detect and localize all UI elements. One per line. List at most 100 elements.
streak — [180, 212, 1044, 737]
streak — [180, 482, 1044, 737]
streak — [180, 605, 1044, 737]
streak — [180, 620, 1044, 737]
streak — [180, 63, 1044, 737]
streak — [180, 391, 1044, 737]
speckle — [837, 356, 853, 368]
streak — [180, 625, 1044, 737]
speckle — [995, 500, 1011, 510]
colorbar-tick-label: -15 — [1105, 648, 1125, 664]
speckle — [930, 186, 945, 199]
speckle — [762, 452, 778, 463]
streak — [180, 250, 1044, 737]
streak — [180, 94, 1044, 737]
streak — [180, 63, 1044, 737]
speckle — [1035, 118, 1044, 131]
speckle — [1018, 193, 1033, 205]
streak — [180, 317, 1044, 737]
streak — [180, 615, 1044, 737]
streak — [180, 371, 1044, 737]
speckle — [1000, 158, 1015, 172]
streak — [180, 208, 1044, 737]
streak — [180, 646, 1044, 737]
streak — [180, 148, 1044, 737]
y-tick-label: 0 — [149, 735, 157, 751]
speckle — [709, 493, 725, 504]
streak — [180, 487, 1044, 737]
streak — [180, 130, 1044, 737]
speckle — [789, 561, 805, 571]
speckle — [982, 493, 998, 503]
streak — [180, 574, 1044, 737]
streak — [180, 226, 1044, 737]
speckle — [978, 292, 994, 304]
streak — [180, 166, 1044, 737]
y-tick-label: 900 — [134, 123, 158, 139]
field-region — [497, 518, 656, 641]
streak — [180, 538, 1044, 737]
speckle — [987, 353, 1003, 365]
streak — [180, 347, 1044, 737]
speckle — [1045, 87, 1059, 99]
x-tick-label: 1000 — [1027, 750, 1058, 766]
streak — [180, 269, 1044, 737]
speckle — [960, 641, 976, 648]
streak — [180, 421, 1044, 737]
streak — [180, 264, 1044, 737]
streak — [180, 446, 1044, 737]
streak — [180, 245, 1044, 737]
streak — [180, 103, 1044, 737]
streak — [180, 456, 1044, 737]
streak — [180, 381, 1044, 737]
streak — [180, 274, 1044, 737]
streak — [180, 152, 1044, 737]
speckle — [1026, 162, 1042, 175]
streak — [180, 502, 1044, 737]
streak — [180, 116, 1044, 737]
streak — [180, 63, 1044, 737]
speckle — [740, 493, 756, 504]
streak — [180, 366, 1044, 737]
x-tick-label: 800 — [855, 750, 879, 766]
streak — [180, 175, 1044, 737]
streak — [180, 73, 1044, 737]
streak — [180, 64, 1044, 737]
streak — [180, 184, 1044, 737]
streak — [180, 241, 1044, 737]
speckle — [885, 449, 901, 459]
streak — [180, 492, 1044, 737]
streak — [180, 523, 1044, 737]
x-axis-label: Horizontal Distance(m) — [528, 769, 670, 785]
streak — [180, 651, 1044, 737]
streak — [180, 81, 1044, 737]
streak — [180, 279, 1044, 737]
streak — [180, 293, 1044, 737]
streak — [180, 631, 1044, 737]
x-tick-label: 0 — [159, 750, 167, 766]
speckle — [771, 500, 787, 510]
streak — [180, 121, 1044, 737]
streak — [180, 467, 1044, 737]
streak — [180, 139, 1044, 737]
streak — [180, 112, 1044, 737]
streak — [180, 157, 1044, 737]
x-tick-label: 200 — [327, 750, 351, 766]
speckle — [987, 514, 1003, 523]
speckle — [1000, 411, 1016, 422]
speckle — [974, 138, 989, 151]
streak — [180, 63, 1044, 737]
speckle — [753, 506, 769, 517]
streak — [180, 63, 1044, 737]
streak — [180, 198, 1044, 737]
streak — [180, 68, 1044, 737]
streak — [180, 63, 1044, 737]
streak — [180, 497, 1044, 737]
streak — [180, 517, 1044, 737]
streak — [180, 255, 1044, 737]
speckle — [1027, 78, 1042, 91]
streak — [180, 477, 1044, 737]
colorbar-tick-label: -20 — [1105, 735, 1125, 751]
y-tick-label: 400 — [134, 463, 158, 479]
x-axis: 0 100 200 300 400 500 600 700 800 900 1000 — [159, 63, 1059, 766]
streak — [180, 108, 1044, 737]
* * *
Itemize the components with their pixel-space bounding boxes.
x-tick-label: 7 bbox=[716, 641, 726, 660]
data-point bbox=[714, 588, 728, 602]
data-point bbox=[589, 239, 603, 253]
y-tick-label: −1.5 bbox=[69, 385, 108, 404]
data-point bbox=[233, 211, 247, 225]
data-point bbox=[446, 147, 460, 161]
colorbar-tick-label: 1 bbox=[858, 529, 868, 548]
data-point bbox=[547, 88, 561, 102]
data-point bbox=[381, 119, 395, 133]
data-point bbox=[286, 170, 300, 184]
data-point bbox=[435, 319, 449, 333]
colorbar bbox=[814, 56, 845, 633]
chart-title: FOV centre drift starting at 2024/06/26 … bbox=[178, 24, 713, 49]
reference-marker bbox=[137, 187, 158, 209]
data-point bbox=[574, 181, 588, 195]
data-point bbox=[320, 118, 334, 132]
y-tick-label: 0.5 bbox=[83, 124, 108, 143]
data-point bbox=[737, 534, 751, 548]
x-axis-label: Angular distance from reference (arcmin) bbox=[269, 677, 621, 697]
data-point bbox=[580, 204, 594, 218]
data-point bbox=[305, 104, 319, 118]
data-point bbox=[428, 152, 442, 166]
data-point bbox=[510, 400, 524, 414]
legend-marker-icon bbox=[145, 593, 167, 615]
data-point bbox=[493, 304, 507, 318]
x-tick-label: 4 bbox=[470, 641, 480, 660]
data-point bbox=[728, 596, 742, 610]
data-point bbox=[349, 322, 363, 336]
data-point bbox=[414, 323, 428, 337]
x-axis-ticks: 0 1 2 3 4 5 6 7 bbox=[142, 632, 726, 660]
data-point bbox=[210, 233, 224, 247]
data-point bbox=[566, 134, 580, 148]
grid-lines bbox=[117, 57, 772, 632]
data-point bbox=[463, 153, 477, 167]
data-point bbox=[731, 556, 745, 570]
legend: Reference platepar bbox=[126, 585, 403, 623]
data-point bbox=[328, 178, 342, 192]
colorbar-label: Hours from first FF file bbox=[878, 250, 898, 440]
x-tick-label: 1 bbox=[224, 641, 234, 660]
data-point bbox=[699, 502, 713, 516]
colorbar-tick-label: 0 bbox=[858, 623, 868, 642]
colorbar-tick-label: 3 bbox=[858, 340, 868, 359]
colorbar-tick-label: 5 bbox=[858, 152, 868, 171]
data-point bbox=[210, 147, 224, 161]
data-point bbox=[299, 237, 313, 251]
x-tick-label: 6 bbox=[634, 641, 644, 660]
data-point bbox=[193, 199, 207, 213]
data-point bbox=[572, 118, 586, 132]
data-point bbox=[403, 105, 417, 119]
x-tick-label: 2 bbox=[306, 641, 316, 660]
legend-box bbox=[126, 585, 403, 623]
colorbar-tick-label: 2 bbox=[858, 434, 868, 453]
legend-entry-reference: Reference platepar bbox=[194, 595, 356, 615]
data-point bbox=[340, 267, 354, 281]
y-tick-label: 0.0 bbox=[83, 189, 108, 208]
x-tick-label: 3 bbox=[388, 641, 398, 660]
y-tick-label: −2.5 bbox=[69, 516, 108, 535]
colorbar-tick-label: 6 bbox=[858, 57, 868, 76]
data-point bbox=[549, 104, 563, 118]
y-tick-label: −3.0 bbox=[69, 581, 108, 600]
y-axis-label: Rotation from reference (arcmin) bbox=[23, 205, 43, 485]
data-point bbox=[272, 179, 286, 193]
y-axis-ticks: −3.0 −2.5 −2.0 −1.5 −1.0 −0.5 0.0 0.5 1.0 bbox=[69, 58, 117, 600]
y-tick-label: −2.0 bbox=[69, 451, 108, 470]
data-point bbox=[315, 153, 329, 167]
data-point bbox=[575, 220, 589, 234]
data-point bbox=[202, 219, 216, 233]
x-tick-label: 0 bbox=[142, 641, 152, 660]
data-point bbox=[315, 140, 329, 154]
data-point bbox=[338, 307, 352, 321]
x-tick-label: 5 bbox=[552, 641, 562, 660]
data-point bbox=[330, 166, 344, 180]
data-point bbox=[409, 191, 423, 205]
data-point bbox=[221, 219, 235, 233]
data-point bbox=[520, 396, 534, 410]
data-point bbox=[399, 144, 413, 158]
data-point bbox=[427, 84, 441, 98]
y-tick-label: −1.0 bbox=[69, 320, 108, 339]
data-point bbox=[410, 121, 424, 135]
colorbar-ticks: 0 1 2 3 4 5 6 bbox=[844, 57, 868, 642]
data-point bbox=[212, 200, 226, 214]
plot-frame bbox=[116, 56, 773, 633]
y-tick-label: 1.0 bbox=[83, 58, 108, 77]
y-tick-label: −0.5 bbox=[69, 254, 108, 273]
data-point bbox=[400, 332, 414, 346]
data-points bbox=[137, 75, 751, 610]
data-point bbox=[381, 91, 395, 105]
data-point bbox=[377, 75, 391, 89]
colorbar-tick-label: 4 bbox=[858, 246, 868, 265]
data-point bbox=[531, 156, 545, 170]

## Requirements
Reproduce the records starting at the line that contains "Itemize the components" and ending at the line that contains "data-point bbox=[286, 170, 300, 184]", including both of those lines.

## The result
Itemize the components with their pixel-space bounding boxes.
x-tick-label: 7 bbox=[716, 641, 726, 660]
data-point bbox=[714, 588, 728, 602]
data-point bbox=[589, 239, 603, 253]
y-tick-label: −1.5 bbox=[69, 385, 108, 404]
data-point bbox=[233, 211, 247, 225]
data-point bbox=[446, 147, 460, 161]
colorbar-tick-label: 1 bbox=[858, 529, 868, 548]
data-point bbox=[547, 88, 561, 102]
data-point bbox=[381, 119, 395, 133]
data-point bbox=[286, 170, 300, 184]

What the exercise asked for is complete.